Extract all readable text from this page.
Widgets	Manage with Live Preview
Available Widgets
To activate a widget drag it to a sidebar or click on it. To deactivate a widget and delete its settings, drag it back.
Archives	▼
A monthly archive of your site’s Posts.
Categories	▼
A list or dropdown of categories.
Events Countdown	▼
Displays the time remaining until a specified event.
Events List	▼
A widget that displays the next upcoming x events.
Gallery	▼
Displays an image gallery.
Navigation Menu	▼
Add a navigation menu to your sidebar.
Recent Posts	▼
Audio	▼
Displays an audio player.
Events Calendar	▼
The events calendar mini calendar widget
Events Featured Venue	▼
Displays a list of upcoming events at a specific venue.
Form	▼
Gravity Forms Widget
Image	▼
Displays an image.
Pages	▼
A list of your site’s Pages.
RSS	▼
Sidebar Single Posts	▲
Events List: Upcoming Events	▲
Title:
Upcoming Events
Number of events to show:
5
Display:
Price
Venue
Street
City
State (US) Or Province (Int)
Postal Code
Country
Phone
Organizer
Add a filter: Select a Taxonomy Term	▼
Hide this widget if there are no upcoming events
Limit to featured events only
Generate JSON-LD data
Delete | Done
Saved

:::

Count up every line above that has the word "site" in it; answer with the number alone.

2